## Given exercise
Tally up how many lines in the listing below contain the string "sekolah", and give only the total.

## Input material
——————————
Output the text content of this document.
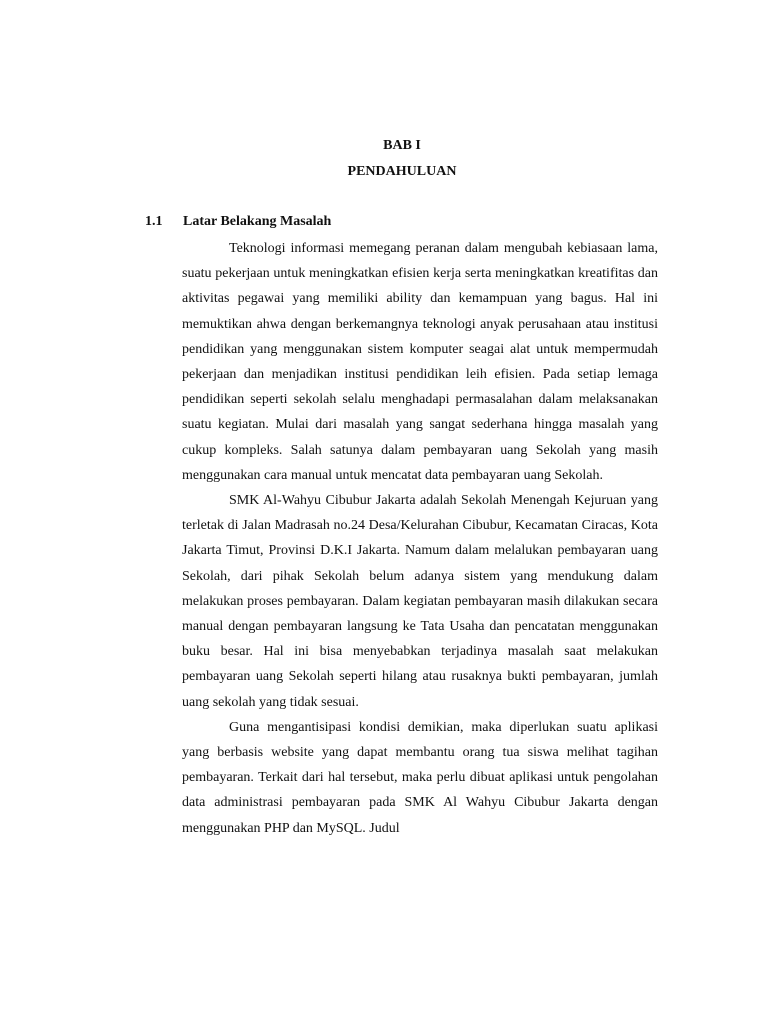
BAB I
PENDAHULUAN
1.1 Latar Belakang Masalah

Teknologi informasi memegang peranan dalam mengubah kebiasaan lama, suatu pekerjaan untuk meningkatkan efisien kerja serta meningkatkan kreatifitas dan aktivitas pegawai yang memiliki ability dan kemampuan yang bagus. Hal ini memuktikan ahwa dengan berkemangnya teknologi anyak perusahaan atau institusi pendidikan yang menggunakan sistem komputer seagai alat untuk mempermudah pekerjaan dan menjadikan institusi pendidikan leih efisien. Pada setiap lemaga pendidikan seperti sekolah selalu menghadapi permasalahan dalam melaksanakan suatu kegiatan. Mulai dari masalah yang sangat sederhana hingga masalah yang cukup kompleks. Salah satunya dalam pembayaran uang Sekolah yang masih menggunakan cara manual untuk mencatat data pembayaran uang Sekolah.

SMK Al-Wahyu Cibubur Jakarta adalah Sekolah Menengah Kejuruan yang terletak di Jalan Madrasah no.24 Desa/Kelurahan Cibubur, Kecamatan Ciracas, Kota Jakarta Timut, Provinsi D.K.I Jakarta. Namum dalam melalukan pembayaran uang Sekolah, dari pihak Sekolah belum adanya sistem yang mendukung dalam melakukan proses pembayaran. Dalam kegiatan pembayaran masih dilakukan secara manual dengan pembayaran langsung ke Tata Usaha dan pencatatan menggunakan buku besar. Hal ini bisa menyebabkan terjadinya masalah saat melakukan pembayaran uang Sekolah seperti hilang atau rusaknya bukti pembayaran, jumlah uang sekolah yang tidak sesuai.

Guna mengantisipasi kondisi demikian, maka diperlukan suatu aplikasi yang berbasis website yang dapat membantu orang tua siswa melihat tagihan pembayaran. Terkait dari hal tersebut, maka perlu dibuat aplikasi untuk pengolahan data administrasi pembayaran pada SMK Al Wahyu Cibubur Jakarta dengan menggunakan PHP dan MySQL. Judul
——————————
## Answer to the exercise
2